Identify each line below containing the string "Toast" and copy it.

** START ENTRIES SHOWN **

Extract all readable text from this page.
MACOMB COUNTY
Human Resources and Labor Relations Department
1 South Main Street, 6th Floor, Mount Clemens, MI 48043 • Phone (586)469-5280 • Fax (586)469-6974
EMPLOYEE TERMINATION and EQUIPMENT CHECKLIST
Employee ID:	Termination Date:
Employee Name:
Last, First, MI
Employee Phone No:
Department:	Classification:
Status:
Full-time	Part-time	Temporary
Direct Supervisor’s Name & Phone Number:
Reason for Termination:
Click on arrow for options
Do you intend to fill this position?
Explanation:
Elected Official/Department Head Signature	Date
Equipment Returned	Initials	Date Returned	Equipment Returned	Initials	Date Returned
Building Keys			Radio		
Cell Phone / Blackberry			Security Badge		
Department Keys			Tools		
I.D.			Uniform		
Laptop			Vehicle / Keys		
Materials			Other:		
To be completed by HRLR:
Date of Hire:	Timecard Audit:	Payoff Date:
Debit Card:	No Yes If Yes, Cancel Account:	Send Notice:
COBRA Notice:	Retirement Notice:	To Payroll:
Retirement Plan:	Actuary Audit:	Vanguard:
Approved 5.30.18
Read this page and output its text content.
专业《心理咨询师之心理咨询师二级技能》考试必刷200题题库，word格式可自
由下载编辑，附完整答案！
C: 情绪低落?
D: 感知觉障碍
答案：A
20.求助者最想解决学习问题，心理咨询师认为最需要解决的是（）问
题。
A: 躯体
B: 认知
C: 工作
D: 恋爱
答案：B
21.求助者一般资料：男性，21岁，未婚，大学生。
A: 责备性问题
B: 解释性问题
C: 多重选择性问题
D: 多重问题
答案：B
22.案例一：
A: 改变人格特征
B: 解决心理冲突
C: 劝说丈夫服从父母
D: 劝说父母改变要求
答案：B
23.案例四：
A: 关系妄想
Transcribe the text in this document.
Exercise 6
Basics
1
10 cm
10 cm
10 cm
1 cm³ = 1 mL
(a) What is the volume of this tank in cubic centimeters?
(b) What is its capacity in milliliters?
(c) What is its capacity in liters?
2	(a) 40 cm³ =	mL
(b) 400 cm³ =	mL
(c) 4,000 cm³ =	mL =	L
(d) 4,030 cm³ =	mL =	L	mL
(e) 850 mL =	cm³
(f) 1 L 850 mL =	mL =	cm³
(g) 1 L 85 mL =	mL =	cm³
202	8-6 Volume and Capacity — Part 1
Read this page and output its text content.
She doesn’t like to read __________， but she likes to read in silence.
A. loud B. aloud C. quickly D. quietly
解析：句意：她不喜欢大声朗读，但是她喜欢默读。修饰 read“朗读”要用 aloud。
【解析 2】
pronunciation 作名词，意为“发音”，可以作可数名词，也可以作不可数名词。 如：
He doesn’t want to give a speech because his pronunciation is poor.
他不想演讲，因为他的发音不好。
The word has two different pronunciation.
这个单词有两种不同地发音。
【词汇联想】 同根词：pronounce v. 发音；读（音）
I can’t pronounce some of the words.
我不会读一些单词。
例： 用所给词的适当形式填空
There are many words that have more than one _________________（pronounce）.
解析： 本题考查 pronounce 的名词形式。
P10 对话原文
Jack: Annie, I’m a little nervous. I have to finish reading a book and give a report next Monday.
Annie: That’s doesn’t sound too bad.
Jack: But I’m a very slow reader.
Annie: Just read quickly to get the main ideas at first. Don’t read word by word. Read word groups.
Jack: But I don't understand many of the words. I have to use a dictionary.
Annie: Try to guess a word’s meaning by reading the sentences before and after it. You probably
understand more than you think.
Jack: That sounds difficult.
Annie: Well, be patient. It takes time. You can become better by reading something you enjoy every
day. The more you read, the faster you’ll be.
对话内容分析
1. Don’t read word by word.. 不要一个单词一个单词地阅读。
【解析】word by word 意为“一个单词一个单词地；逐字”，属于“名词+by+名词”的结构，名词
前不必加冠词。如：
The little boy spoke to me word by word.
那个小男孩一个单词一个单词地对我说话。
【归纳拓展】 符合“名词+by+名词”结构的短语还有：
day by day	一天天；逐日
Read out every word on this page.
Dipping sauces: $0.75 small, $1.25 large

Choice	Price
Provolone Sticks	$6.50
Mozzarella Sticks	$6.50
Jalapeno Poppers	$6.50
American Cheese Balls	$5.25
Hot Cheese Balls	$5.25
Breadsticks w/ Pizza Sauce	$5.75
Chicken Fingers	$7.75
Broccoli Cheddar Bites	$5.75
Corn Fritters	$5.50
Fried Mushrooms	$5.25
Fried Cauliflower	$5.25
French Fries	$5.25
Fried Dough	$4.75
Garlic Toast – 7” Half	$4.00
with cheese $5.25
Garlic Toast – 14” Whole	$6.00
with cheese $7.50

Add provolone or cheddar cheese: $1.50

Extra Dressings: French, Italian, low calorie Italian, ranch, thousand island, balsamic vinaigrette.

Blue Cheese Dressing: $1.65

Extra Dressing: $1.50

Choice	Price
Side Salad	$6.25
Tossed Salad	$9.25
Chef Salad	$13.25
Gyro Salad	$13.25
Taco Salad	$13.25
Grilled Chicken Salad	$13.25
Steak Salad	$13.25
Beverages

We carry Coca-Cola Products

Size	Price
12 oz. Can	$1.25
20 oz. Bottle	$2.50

** END ENTRIES SHOWN **

▸ **ANSWER TO THE EXERCISE**
Garlic Toast – 7” Half	$4.00
Garlic Toast – 14” Whole	$6.00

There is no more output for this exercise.